THE EXERCISE ▸ Don't copy the pictures; return every other part of the records exactly.

Figure contents as structured data ▸
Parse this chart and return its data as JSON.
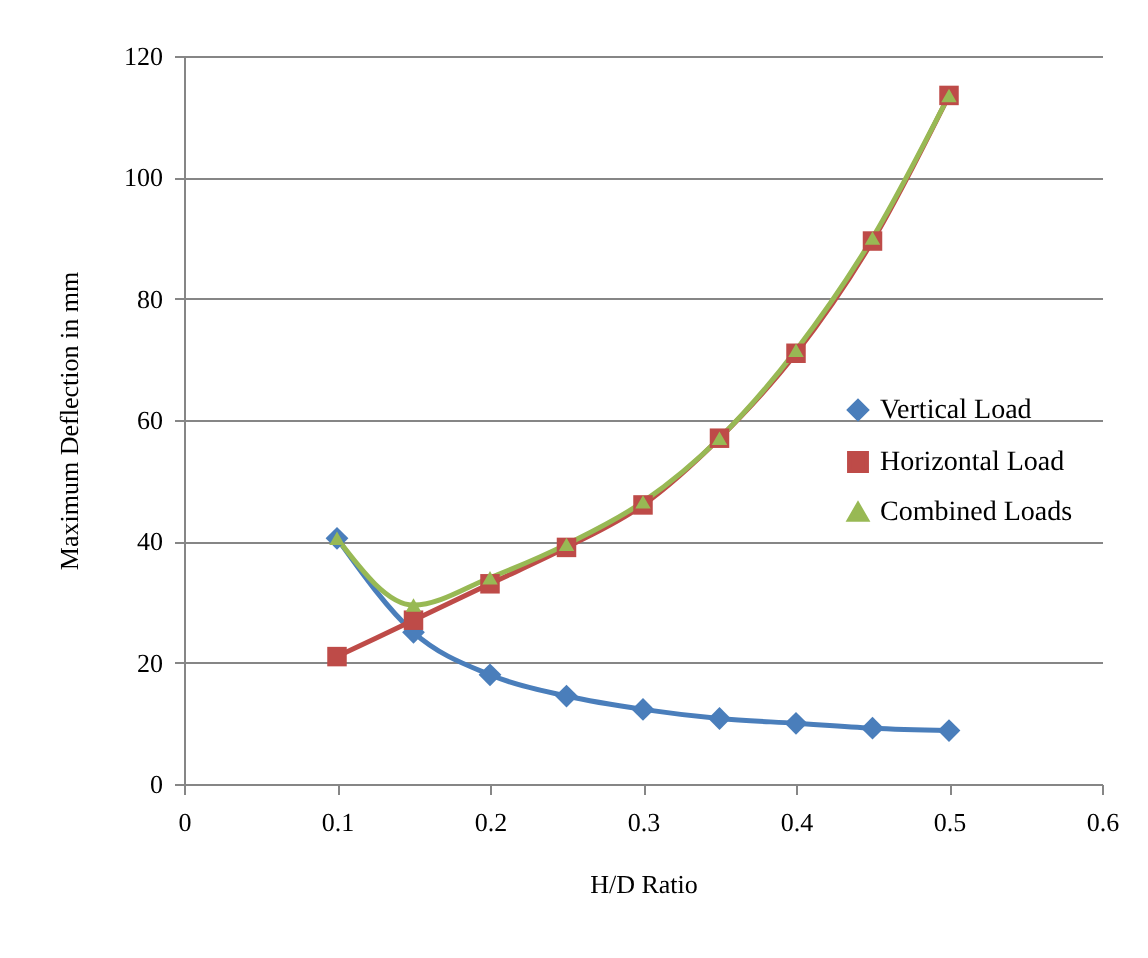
{
  "chart_data": {
    "type": "line",
    "xlabel": "H/D Ratio",
    "ylabel": "Maximum Deflection in mm",
    "x": [
      0.1,
      0.15,
      0.2,
      0.25,
      0.3,
      0.35,
      0.4,
      0.45,
      0.5
    ],
    "series": [
      {
        "name": "Vertical Load",
        "color": "#4a7ebb",
        "marker": "diamond",
        "values": [
          40.5,
          25,
          18,
          14.5,
          12.3,
          10.8,
          10,
          9.2,
          8.8
        ]
      },
      {
        "name": "Horizontal Load",
        "color": "#be4b48",
        "marker": "square",
        "values": [
          21,
          27,
          33,
          39,
          46,
          57,
          71,
          89.5,
          113.5
        ]
      },
      {
        "name": "Combined Loads",
        "color": "#98b954",
        "marker": "triangle",
        "values": [
          40.5,
          29.5,
          34,
          39.5,
          46.5,
          57,
          71.5,
          90,
          113.5
        ]
      }
    ],
    "xlim": [
      0,
      0.6
    ],
    "xticks": [
      0,
      0.1,
      0.2,
      0.3,
      0.4,
      0.5,
      0.6
    ],
    "ylim": [
      0,
      120
    ],
    "yticks": [
      0,
      20,
      40,
      60,
      80,
      100,
      120
    ],
    "grid": "y",
    "legend": "right",
    "line_style": "solid"
  }
}
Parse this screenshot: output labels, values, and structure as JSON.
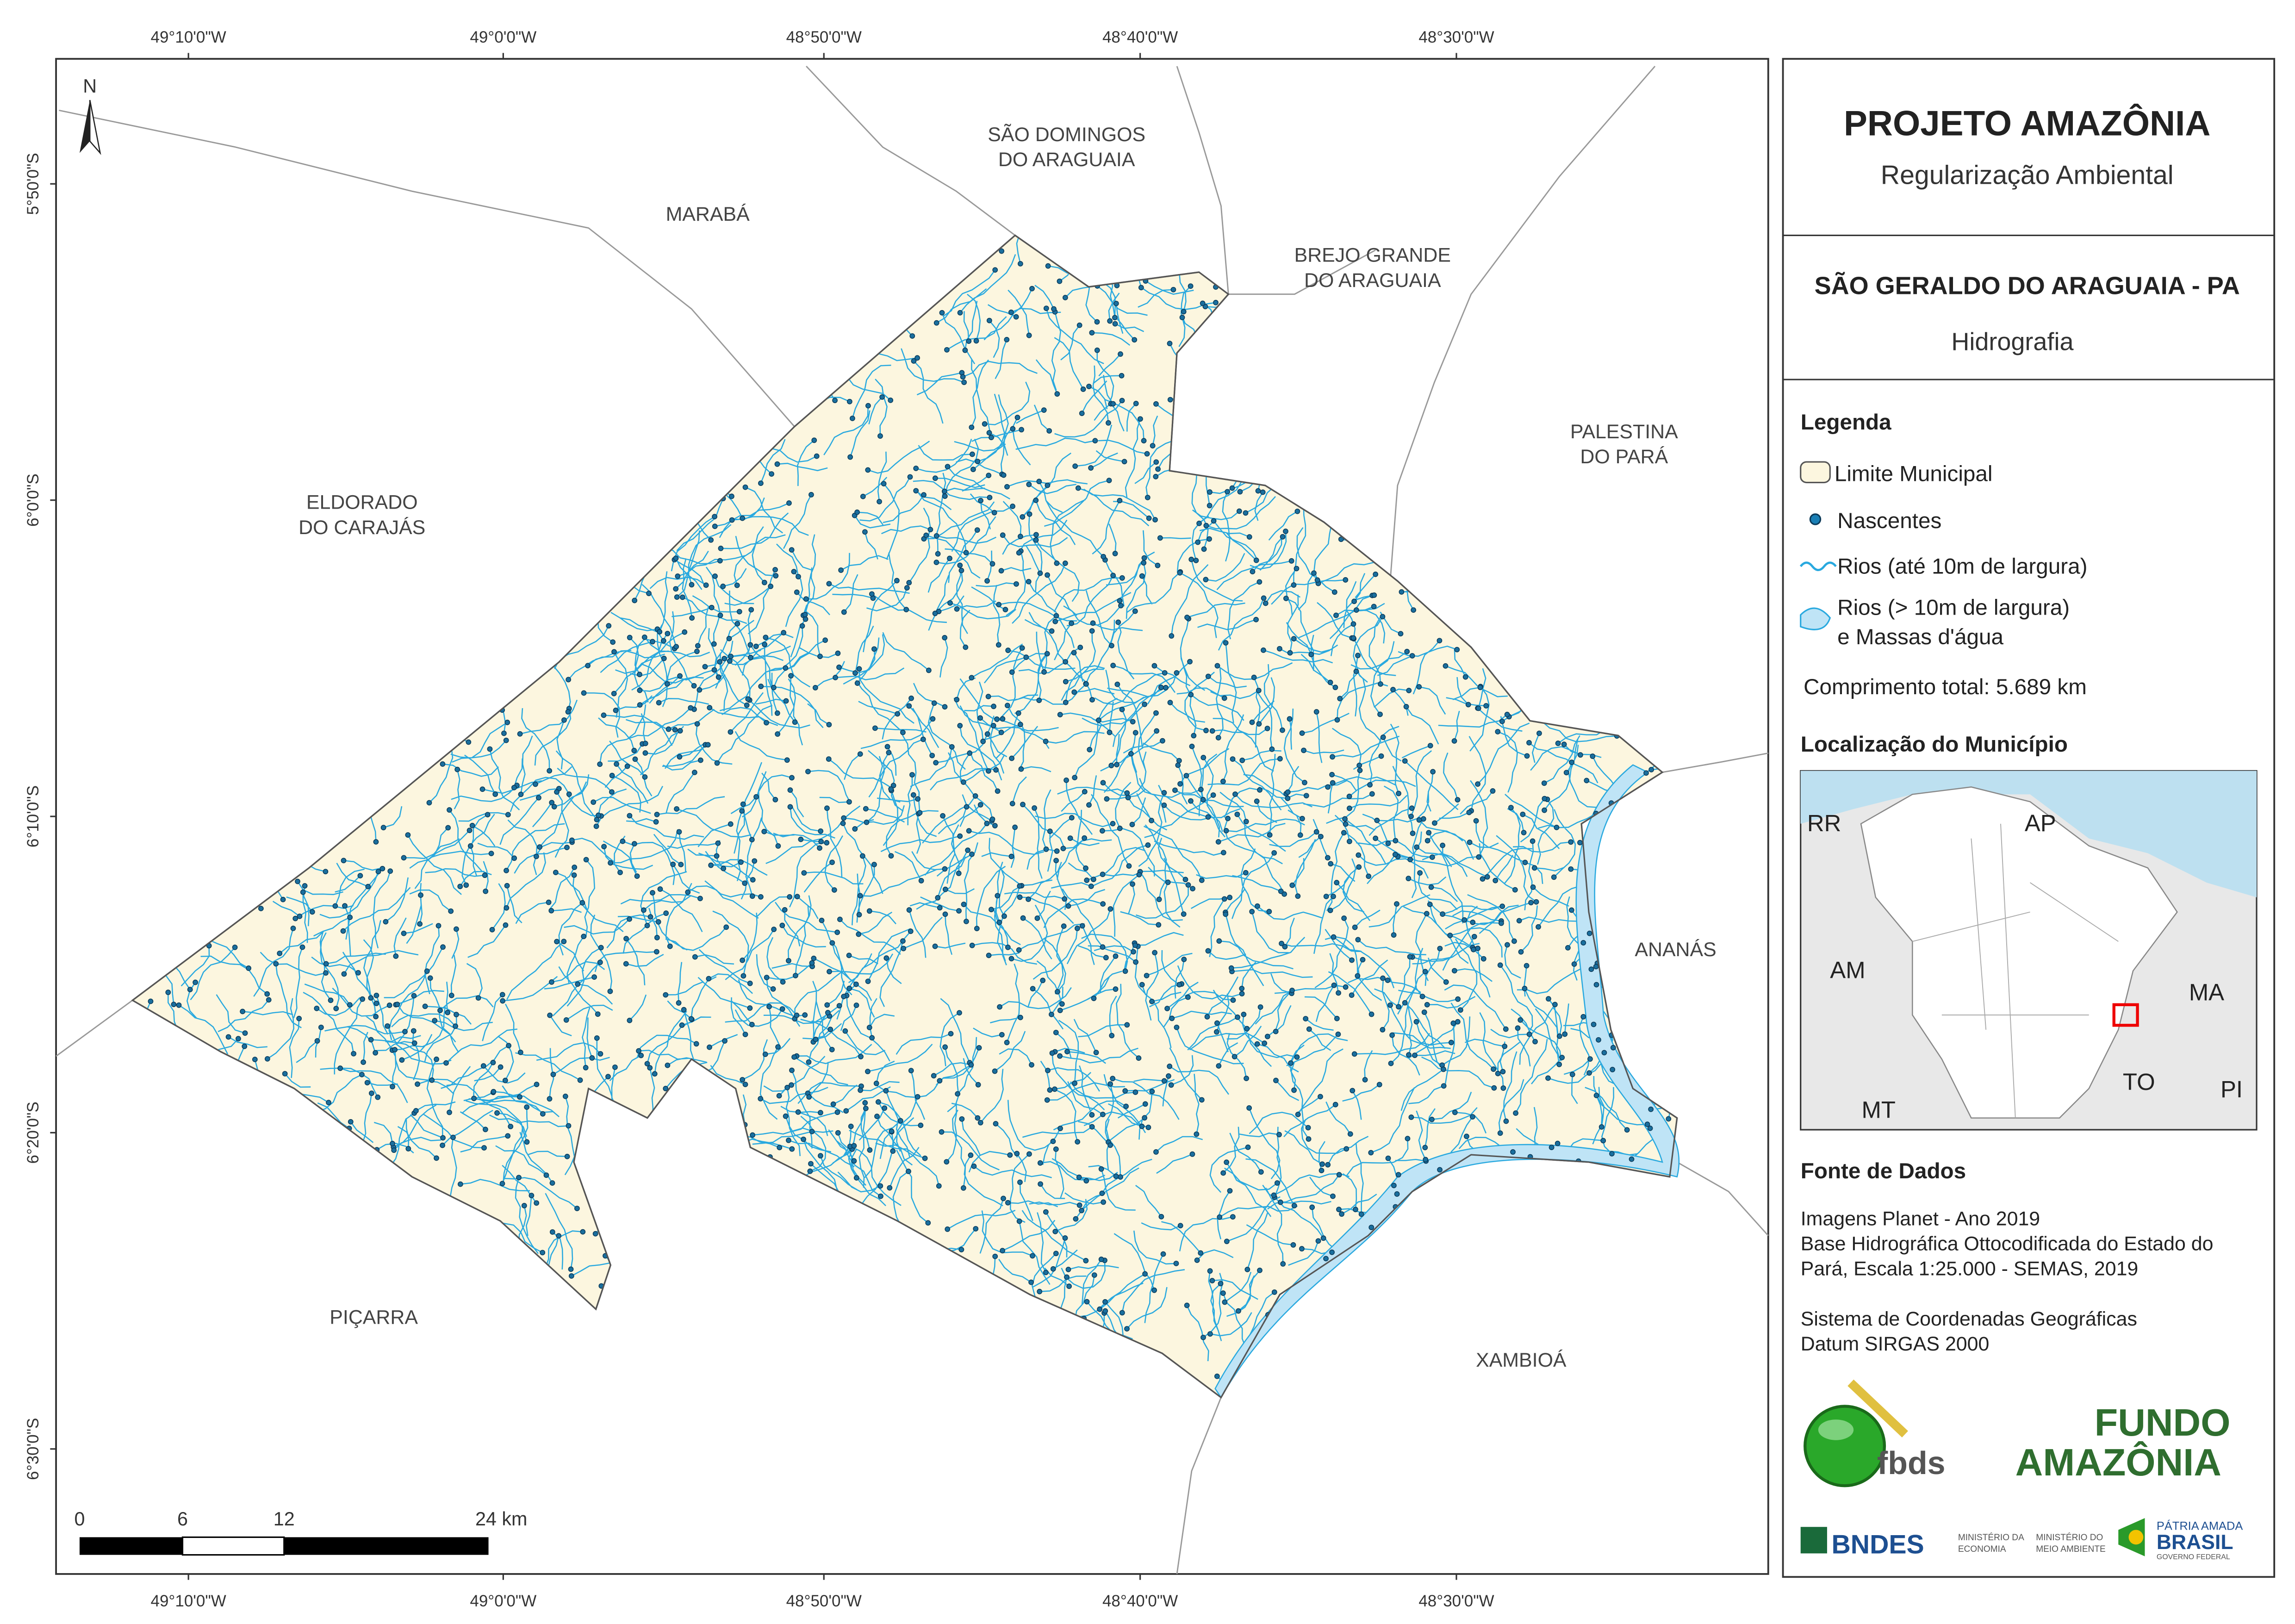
{
  "map": {
    "longitude_labels": [
      "49°10'0\"W",
      "49°0'0\"W",
      "48°50'0\"W",
      "48°40'0\"W",
      "48°30'0\"W"
    ],
    "latitude_labels": [
      "5°50'0\"S",
      "6°0'0\"S",
      "6°10'0\"S",
      "6°20'0\"S",
      "6°30'0\"S"
    ],
    "north": "N",
    "scale_labels": [
      "0",
      "6",
      "12",
      "24 km"
    ],
    "neighbors": [
      {
        "lines": [
          "MARABÁ"
        ]
      },
      {
        "lines": [
          "SÃO DOMINGOS",
          "DO ARAGUAIA"
        ]
      },
      {
        "lines": [
          "BREJO GRANDE",
          "DO ARAGUAIA"
        ]
      },
      {
        "lines": [
          "PALESTINA",
          "DO PARÁ"
        ]
      },
      {
        "lines": [
          "ELDORADO",
          "DO CARAJÁS"
        ]
      },
      {
        "lines": [
          "ANANÁS"
        ]
      },
      {
        "lines": [
          "PIÇARRA"
        ]
      },
      {
        "lines": [
          "XAMBIOÁ"
        ]
      }
    ]
  },
  "panel": {
    "title": "PROJETO AMAZÔNIA",
    "subtitle": "Regularização Ambiental",
    "municipality": "SÃO GERALDO DO ARAGUAIA - PA",
    "theme": "Hidrografia",
    "legend": {
      "heading": "Legenda",
      "items": [
        "Limite Municipal",
        "Nascentes",
        "Rios (até 10m de largura)",
        "Rios (> 10m de largura)",
        "e Massas d'água"
      ],
      "total": "Comprimento total: 5.689 km"
    },
    "location": {
      "heading": "Localização do Município",
      "states": [
        "RR",
        "AP",
        "AM",
        "MA",
        "TO",
        "PI",
        "MT"
      ]
    },
    "sources": {
      "heading": "Fonte de Dados",
      "lines": [
        "Imagens Planet - Ano 2019",
        "Base Hidrográfica Ottocodificada do Estado do",
        "Pará, Escala 1:25.000 - SEMAS, 2019",
        "Sistema de Coordenadas Geográficas",
        "Datum SIRGAS 2000"
      ]
    },
    "logos": {
      "fbds": "fbds",
      "fundo": "FUNDO",
      "amazonia": "AMAZÔNIA",
      "bndes": "BNDES",
      "ministry1": [
        "MINISTÉRIO DA",
        "ECONOMIA"
      ],
      "ministry2": [
        "MINISTÉRIO DO",
        "MEIO AMBIENTE"
      ],
      "patria": "PÁTRIA AMADA",
      "brasil": "BRASIL",
      "governo": "GOVERNO FEDERAL"
    }
  }
}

RESPONSE TO THIS EXERCISE ▸
Parse this chart and return its data as JSON.
{
  "chart_data": {
    "type": "line",
    "xlabel": "H/D Ratio",
    "ylabel": "Maximum Deflection in mm",
    "x": [
      0.1,
      0.15,
      0.2,
      0.25,
      0.3,
      0.35,
      0.4,
      0.45,
      0.5
    ],
    "series": [
      {
        "name": "Vertical Load",
        "color": "#4a7ebb",
        "marker": "diamond",
        "values": [
          40.5,
          25,
          18,
          14.5,
          12.3,
          10.8,
          10,
          9.2,
          8.8
        ]
      },
      {
        "name": "Horizontal Load",
        "color": "#be4b48",
        "marker": "square",
        "values": [
          21,
          27,
          33,
          39,
          46,
          57,
          71,
          89.5,
          113.5
        ]
      },
      {
        "name": "Combined Loads",
        "color": "#98b954",
        "marker": "triangle",
        "values": [
          40.5,
          29.5,
          34,
          39.5,
          46.5,
          57,
          71.5,
          90,
          113.5
        ]
      }
    ],
    "xlim": [
      0,
      0.6
    ],
    "xticks": [
      0,
      0.1,
      0.2,
      0.3,
      0.4,
      0.5,
      0.6
    ],
    "ylim": [
      0,
      120
    ],
    "yticks": [
      0,
      20,
      40,
      60,
      80,
      100,
      120
    ],
    "grid": "y",
    "legend": "right",
    "line_style": "solid"
  }
}
Parse this screenshot: output labels, values, and structure as JSON.
{
  "map": {
    "longitude_labels": [
      "49°10'0\"W",
      "49°0'0\"W",
      "48°50'0\"W",
      "48°40'0\"W",
      "48°30'0\"W"
    ],
    "latitude_labels": [
      "5°50'0\"S",
      "6°0'0\"S",
      "6°10'0\"S",
      "6°20'0\"S",
      "6°30'0\"S"
    ],
    "north": "N",
    "scale_labels": [
      "0",
      "6",
      "12",
      "24 km"
    ],
    "neighbors": [
      {
        "lines": [
          "MARABÁ"
        ]
      },
      {
        "lines": [
          "SÃO DOMINGOS",
          "DO ARAGUAIA"
        ]
      },
      {
        "lines": [
          "BREJO GRANDE",
          "DO ARAGUAIA"
        ]
      },
      {
        "lines": [
          "PALESTINA",
          "DO PARÁ"
        ]
      },
      {
        "lines": [
          "ELDORADO",
          "DO CARAJÁS"
        ]
      },
      {
        "lines": [
          "ANANÁS"
        ]
      },
      {
        "lines": [
          "PIÇARRA"
        ]
      },
      {
        "lines": [
          "XAMBIOÁ"
        ]
      }
    ]
  },
  "panel": {
    "title": "PROJETO AMAZÔNIA",
    "subtitle": "Regularização Ambiental",
    "municipality": "SÃO GERALDO DO ARAGUAIA - PA",
    "theme": "Hidrografia",
    "legend": {
      "heading": "Legenda",
      "items": [
        "Limite Municipal",
        "Nascentes",
        "Rios (até 10m de largura)",
        "Rios (> 10m de largura)",
        "e Massas d'água"
      ],
      "total": "Comprimento total: 5.689 km"
    },
    "location": {
      "heading": "Localização do Município",
      "states": [
        "RR",
        "AP",
        "AM",
        "MA",
        "TO",
        "PI",
        "MT"
      ]
    },
    "sources": {
      "heading": "Fonte de Dados",
      "lines": [
        "Imagens Planet - Ano 2019",
        "Base Hidrográfica Ottocodificada do Estado do",
        "Pará, Escala 1:25.000 - SEMAS, 2019",
        "Sistema de Coordenadas Geográficas",
        "Datum SIRGAS 2000"
      ]
    },
    "logos": {
      "fbds": "fbds",
      "fundo": "FUNDO",
      "amazonia": "AMAZÔNIA",
      "bndes": "BNDES",
      "ministry1": [
        "MINISTÉRIO DA",
        "ECONOMIA"
      ],
      "ministry2": [
        "MINISTÉRIO DO",
        "MEIO AMBIENTE"
      ],
      "patria": "PÁTRIA AMADA",
      "brasil": "BRASIL",
      "governo": "GOVERNO FEDERAL"
    }
  }
}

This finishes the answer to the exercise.